Problem to solve
Count lines with "stainless" in them. Report only the total.

Records provided

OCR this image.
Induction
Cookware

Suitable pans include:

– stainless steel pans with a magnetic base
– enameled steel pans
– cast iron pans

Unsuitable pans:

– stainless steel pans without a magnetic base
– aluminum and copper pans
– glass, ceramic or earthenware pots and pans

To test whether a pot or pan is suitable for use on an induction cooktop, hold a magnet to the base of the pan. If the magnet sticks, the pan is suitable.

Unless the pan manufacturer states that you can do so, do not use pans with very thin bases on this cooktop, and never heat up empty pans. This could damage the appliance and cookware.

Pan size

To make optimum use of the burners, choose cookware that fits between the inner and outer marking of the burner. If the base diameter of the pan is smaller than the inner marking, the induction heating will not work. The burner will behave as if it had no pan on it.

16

Task result
2